* Your goal
Can you write out the whole listing exactly?

== Supplied data

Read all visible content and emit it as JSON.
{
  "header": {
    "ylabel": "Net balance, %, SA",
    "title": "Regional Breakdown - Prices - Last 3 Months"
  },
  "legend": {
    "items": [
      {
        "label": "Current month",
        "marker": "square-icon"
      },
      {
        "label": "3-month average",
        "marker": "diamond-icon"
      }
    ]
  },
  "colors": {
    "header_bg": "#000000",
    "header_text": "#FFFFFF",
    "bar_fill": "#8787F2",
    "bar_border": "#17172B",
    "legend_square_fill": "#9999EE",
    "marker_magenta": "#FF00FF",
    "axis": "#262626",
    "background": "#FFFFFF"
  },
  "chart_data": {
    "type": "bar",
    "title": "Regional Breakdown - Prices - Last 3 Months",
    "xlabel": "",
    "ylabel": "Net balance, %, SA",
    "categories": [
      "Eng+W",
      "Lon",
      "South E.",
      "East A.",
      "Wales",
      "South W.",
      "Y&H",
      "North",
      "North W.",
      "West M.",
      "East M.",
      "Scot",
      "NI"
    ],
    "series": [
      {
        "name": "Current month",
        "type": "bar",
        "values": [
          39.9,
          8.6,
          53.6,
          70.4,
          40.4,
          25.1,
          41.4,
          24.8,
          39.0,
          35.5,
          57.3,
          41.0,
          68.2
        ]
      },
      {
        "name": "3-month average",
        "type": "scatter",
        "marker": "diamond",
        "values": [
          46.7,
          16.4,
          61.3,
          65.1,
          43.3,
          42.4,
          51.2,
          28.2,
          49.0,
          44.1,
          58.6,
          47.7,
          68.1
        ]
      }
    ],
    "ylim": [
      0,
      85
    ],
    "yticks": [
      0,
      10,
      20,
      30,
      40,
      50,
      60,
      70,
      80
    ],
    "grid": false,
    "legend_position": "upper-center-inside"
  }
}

====

* Solution to this exercise
Read all visible content and emit it as JSON.
{
  "header": {
    "ylabel": "Net balance, %, SA",
    "title": "Regional Breakdown - Prices - Last 3 Months"
  },
  "legend": {
    "items": [
      {
        "label": "Current month",
        "marker": "square-icon"
      },
      {
        "label": "3-month average",
        "marker": "diamond-icon"
      }
    ]
  },
  "colors": {
    "header_bg": "#000000",
    "header_text": "#FFFFFF",
    "bar_fill": "#8787F2",
    "bar_border": "#17172B",
    "legend_square_fill": "#9999EE",
    "marker_magenta": "#FF00FF",
    "axis": "#262626",
    "background": "#FFFFFF"
  },
  "chart_data": {
    "type": "bar",
    "title": "Regional Breakdown - Prices - Last 3 Months",
    "xlabel": "",
    "ylabel": "Net balance, %, SA",
    "categories": [
      "Eng+W",
      "Lon",
      "South E.",
      "East A.",
      "Wales",
      "South W.",
      "Y&H",
      "North",
      "North W.",
      "West M.",
      "East M.",
      "Scot",
      "NI"
    ],
    "series": [
      {
        "name": "Current month",
        "type": "bar",
        "values": [
          39.9,
          8.6,
          53.6,
          70.4,
          40.4,
          25.1,
          41.4,
          24.8,
          39.0,
          35.5,
          57.3,
          41.0,
          68.2
        ]
      },
      {
        "name": "3-month average",
        "type": "scatter",
        "marker": "diamond",
        "values": [
          46.7,
          16.4,
          61.3,
          65.1,
          43.3,
          42.4,
          51.2,
          28.2,
          49.0,
          44.1,
          58.6,
          47.7,
          68.1
        ]
      }
    ],
    "ylim": [
      0,
      85
    ],
    "yticks": [
      0,
      10,
      20,
      30,
      40,
      50,
      60,
      70,
      80
    ],
    "grid": false,
    "legend_position": "upper-center-inside"
  }
}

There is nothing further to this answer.